(SET TASK): Search the records that follow and extract every line containing the string "Online".
[EXTRACTED ENTRIES start]
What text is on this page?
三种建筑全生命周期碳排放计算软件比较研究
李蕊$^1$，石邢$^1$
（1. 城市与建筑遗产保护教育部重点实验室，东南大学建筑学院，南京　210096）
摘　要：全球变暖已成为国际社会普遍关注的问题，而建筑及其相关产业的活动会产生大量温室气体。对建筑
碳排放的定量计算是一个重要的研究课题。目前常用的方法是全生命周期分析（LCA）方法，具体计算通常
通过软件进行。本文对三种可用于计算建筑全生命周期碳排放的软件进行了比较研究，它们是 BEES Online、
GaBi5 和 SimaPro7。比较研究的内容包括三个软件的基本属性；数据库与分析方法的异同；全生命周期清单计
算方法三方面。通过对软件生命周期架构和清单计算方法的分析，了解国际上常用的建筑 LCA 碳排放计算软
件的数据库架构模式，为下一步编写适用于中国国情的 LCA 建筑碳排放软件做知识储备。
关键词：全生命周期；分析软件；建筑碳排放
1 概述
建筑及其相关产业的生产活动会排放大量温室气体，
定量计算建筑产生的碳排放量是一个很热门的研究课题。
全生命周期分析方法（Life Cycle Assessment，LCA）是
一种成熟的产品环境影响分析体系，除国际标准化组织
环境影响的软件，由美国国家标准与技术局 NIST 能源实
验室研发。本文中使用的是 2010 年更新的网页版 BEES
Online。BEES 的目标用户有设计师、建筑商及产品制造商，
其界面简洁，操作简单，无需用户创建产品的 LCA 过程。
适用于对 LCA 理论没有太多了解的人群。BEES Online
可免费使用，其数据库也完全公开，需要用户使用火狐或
[EXTRACTED ENTRIES end]
(FULL OUTPUT):
通过软件进行。本文对三种可用于计算建筑全生命周期碳排放的软件进行了比较研究，它们是 BEES Online、
Online。BEES 的目标用户有设计师、建筑商及产品制造商，
适用于对 LCA 理论没有太多了解的人群。BEES Online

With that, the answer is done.